▶ **Supplied material**

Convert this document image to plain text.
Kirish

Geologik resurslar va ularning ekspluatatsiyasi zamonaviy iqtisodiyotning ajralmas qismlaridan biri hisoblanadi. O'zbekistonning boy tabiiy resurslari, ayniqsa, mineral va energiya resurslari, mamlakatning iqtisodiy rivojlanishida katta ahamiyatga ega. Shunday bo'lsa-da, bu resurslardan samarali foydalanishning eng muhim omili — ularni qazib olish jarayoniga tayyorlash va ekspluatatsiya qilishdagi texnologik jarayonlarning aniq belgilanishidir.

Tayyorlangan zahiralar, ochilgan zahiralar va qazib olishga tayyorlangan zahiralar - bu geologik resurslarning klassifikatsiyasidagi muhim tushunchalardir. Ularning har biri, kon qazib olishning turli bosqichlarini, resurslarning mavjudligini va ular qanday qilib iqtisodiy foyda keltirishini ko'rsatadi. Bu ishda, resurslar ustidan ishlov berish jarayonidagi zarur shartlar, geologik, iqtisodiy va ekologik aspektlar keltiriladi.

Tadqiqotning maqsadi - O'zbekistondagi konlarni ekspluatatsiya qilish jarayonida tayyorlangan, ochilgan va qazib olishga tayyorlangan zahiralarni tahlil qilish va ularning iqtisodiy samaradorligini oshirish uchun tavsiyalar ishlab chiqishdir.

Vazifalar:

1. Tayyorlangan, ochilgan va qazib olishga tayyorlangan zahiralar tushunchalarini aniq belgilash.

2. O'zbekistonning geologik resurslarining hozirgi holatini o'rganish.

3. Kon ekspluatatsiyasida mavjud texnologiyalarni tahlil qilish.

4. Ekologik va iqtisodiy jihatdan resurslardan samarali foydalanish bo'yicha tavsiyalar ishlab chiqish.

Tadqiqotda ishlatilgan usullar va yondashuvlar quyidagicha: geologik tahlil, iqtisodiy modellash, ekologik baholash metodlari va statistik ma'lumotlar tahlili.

▶ **Objective**
How many lines in the listing above contain the string "qazib"? Answer with the number only.

▶ **Task solution**
4